-- GIVEN RECORDS --
++++

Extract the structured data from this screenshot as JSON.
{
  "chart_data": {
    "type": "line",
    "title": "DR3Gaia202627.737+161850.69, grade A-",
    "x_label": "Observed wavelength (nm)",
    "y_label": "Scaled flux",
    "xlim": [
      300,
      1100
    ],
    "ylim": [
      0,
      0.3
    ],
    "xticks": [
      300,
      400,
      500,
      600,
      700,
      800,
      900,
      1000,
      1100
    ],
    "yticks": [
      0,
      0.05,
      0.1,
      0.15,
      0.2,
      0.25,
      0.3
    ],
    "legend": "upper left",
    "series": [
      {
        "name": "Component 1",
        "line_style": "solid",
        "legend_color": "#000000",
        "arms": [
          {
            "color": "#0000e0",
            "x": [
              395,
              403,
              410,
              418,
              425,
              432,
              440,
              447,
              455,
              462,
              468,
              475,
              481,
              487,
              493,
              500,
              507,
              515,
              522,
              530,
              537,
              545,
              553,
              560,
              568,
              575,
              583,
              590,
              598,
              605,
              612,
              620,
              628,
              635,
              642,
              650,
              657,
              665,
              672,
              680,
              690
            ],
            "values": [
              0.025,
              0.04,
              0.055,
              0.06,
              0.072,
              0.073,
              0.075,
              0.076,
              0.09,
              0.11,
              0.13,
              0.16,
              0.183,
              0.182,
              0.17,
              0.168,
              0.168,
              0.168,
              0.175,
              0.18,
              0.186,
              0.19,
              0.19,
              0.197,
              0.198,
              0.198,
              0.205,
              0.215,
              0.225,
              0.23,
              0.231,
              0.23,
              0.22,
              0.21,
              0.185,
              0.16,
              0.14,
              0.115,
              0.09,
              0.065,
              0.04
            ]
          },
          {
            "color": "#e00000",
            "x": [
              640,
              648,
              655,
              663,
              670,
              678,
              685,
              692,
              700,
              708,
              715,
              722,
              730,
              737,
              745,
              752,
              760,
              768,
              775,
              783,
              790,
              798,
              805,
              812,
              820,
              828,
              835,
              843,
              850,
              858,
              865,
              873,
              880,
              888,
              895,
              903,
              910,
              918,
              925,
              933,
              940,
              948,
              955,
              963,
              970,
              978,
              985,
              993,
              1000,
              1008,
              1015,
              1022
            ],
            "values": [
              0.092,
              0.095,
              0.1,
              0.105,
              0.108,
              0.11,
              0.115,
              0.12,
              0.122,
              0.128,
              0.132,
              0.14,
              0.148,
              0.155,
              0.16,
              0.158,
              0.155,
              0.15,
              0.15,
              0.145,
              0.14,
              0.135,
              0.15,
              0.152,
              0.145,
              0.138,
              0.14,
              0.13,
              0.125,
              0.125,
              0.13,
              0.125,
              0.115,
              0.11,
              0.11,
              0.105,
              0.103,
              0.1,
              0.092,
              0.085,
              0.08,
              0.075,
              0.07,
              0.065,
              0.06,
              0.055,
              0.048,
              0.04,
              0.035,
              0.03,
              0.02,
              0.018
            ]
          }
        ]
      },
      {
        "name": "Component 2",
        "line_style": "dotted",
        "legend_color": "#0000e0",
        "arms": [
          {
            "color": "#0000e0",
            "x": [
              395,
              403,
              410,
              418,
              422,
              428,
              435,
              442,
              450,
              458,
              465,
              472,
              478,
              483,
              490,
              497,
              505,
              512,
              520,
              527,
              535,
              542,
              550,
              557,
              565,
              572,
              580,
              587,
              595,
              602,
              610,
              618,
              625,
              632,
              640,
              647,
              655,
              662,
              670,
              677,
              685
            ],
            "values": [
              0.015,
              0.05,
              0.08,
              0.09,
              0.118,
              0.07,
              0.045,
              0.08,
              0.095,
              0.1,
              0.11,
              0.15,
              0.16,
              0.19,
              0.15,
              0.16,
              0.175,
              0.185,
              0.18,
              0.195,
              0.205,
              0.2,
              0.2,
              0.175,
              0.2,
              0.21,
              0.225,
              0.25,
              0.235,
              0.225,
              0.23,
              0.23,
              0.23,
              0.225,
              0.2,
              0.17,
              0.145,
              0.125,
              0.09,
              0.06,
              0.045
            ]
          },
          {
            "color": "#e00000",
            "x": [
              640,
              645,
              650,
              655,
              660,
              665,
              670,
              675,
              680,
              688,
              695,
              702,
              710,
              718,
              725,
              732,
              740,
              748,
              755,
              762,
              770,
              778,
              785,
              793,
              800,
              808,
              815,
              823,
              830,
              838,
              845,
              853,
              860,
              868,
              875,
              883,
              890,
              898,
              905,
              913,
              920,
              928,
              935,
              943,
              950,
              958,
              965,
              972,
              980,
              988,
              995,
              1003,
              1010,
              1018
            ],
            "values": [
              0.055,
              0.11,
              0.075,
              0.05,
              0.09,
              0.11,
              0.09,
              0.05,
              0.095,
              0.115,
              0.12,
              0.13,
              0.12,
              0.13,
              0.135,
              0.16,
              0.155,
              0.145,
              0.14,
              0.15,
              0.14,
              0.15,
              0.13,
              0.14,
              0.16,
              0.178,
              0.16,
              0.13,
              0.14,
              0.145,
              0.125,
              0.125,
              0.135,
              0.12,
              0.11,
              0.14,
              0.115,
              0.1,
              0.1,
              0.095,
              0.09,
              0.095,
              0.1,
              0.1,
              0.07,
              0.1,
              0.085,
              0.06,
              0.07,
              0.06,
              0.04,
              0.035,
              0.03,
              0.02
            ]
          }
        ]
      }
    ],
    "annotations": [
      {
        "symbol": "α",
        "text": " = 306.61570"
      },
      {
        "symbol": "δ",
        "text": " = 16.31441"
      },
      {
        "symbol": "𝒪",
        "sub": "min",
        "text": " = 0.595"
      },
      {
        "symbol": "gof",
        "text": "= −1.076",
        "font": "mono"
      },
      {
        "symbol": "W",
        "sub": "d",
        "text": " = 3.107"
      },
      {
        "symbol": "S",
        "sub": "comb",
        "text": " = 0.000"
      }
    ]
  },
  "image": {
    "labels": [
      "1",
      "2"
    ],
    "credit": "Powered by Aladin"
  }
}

++++

-- SET PROBLEM --
Track down every line with the word "symbol" and copy it.

-- ANSWER TO THE EXERCISE --
        "symbol": "α",
        "symbol": "δ",
        "symbol": "𝒪",
        "symbol": "gof",
        "symbol": "W",
        "symbol": "S",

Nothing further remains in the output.